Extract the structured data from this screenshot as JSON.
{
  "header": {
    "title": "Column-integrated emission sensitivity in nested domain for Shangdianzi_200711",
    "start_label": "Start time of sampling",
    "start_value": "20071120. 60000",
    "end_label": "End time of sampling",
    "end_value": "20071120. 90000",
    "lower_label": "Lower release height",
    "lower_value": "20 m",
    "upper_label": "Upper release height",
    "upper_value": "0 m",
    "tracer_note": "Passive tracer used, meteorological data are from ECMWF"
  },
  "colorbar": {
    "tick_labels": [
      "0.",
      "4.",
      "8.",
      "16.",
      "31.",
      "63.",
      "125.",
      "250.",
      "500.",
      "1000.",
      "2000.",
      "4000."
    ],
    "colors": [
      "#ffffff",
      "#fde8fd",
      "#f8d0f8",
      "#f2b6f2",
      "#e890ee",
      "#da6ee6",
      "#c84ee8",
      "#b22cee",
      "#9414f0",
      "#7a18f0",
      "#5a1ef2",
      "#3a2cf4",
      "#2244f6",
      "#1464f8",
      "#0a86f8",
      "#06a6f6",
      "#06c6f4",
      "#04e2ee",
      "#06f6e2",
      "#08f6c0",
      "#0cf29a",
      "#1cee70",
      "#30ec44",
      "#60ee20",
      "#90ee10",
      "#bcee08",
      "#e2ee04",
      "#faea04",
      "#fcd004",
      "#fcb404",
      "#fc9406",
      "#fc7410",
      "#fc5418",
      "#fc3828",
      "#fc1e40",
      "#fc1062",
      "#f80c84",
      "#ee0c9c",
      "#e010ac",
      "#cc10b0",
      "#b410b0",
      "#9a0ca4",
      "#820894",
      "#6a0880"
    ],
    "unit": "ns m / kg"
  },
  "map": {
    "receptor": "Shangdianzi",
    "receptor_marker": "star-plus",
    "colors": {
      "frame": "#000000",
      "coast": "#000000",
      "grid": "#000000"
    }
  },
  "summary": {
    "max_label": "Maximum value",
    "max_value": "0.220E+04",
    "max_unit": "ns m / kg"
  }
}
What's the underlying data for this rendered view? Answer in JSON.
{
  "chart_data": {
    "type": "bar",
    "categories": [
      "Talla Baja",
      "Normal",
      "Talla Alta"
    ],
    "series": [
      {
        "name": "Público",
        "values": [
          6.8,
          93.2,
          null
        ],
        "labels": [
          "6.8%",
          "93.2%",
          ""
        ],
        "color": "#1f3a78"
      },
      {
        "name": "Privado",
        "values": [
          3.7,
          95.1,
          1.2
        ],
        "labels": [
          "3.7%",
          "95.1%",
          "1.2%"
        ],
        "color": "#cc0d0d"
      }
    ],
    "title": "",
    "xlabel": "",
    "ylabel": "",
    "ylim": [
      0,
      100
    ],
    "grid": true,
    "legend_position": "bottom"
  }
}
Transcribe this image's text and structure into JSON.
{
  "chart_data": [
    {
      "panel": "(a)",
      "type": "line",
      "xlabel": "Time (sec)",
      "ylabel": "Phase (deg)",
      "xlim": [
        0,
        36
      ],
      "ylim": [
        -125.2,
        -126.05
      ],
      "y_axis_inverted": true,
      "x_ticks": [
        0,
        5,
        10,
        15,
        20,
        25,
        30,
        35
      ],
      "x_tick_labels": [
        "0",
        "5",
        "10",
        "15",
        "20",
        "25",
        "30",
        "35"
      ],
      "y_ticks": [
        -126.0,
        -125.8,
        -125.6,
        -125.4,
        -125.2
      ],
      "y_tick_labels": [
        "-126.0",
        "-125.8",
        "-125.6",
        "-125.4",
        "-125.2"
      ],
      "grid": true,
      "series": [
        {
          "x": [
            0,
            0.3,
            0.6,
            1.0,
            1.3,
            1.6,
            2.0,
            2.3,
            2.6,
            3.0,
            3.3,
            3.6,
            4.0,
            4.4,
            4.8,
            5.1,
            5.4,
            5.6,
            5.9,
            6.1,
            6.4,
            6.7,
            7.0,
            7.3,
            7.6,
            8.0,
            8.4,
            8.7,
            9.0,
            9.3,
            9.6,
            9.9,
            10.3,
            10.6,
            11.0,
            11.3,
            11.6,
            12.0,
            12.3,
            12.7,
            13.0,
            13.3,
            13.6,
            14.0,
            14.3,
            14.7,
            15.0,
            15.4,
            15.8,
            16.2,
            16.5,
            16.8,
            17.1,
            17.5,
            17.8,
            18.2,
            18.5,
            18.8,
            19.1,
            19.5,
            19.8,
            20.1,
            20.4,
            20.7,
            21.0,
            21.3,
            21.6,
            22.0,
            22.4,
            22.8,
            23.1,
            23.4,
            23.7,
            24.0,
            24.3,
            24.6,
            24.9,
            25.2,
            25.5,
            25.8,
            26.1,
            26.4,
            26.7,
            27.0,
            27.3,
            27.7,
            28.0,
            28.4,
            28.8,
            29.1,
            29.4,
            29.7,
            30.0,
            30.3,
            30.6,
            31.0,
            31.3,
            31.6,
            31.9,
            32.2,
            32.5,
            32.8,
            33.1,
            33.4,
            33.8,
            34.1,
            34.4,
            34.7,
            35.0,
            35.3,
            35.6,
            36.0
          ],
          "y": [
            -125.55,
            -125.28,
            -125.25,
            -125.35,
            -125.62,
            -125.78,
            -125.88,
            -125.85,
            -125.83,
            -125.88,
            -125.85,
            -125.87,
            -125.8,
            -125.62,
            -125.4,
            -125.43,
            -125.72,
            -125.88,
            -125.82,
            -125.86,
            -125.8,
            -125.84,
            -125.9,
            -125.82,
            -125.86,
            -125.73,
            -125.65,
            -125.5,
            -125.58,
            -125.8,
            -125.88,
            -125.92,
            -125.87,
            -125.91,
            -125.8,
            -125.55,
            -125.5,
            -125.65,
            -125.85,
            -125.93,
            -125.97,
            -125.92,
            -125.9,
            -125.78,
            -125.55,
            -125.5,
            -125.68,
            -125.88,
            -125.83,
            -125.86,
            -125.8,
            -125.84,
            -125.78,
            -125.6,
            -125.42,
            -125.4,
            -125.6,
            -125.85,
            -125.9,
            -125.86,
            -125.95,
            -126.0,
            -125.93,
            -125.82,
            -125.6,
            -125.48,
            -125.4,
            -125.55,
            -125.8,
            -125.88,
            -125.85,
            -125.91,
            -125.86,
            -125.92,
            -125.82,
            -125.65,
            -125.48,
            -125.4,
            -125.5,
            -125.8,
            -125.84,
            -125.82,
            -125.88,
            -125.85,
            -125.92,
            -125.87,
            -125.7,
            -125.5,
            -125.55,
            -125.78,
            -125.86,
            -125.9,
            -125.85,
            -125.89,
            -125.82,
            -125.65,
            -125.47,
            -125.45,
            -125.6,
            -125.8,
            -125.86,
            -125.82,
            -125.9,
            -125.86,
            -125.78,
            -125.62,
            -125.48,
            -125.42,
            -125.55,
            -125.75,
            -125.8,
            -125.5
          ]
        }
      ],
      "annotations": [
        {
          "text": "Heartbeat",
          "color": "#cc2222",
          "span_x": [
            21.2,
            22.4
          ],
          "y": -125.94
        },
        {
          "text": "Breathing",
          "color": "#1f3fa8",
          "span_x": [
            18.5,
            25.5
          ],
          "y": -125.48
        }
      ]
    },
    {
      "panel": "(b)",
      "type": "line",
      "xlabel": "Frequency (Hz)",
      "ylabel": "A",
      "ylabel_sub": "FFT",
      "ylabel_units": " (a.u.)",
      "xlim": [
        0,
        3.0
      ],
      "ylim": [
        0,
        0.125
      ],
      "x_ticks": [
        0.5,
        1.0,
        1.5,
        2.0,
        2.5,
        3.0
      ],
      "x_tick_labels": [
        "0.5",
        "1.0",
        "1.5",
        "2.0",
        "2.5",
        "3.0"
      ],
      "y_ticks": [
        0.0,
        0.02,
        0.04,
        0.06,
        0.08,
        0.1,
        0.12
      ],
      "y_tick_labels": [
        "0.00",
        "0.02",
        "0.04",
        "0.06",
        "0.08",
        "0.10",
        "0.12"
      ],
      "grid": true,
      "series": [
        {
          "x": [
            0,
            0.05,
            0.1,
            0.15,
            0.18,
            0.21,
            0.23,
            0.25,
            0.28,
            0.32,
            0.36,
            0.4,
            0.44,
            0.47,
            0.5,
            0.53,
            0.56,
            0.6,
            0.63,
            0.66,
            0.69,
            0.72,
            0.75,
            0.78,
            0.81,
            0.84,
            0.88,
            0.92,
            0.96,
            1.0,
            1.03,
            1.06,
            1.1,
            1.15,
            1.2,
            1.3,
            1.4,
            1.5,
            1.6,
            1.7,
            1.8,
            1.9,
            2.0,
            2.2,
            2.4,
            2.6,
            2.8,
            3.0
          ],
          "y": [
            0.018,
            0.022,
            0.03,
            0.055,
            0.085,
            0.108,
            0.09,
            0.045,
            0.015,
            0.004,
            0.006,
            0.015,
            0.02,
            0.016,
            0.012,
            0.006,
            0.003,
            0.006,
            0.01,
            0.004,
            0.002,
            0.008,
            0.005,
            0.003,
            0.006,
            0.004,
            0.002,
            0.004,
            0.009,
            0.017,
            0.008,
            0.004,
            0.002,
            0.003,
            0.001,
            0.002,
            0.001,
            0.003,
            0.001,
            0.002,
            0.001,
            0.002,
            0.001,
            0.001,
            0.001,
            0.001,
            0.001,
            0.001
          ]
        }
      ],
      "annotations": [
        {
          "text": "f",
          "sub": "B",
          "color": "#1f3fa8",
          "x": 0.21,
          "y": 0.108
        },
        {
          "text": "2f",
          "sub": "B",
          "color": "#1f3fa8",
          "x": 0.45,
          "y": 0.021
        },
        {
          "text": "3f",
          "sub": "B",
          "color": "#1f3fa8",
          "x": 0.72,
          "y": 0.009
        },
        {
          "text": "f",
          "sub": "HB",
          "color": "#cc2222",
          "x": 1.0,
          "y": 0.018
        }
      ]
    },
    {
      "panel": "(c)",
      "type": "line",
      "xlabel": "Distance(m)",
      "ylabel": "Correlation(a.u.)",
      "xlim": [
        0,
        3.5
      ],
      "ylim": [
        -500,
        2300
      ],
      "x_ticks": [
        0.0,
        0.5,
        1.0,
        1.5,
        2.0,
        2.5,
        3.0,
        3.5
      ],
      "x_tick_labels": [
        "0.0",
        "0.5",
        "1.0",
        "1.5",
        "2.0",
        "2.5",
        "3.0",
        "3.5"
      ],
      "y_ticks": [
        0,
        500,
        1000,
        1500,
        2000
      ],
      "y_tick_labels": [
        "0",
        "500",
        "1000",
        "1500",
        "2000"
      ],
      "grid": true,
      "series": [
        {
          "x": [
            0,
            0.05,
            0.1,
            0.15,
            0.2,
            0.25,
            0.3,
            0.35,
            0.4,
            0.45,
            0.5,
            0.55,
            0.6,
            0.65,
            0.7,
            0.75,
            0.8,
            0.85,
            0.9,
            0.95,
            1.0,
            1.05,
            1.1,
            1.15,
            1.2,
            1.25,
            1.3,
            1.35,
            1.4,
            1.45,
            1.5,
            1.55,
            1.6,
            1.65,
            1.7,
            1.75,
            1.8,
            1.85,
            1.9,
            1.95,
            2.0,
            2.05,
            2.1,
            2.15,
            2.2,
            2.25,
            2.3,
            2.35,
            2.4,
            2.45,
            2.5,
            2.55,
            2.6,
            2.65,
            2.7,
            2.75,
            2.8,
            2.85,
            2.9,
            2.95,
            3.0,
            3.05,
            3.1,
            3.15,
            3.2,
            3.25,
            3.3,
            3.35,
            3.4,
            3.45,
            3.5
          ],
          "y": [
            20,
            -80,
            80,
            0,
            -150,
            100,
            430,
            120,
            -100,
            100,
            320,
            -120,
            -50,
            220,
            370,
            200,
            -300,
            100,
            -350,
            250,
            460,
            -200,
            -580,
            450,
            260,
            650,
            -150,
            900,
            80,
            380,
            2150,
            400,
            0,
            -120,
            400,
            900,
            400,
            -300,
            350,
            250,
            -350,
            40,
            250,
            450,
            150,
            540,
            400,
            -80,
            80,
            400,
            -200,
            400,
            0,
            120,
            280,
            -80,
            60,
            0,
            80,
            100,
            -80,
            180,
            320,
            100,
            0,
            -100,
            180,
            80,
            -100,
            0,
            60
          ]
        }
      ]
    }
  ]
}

· · · · · · ·

Which lines of the data above contain "this"? Copy each one.

Extract the structured data from this screenshot as JSON.
What's the underlying data for this rendered view? Answer in JSON.
Transcribe this image's text and structure into JSON.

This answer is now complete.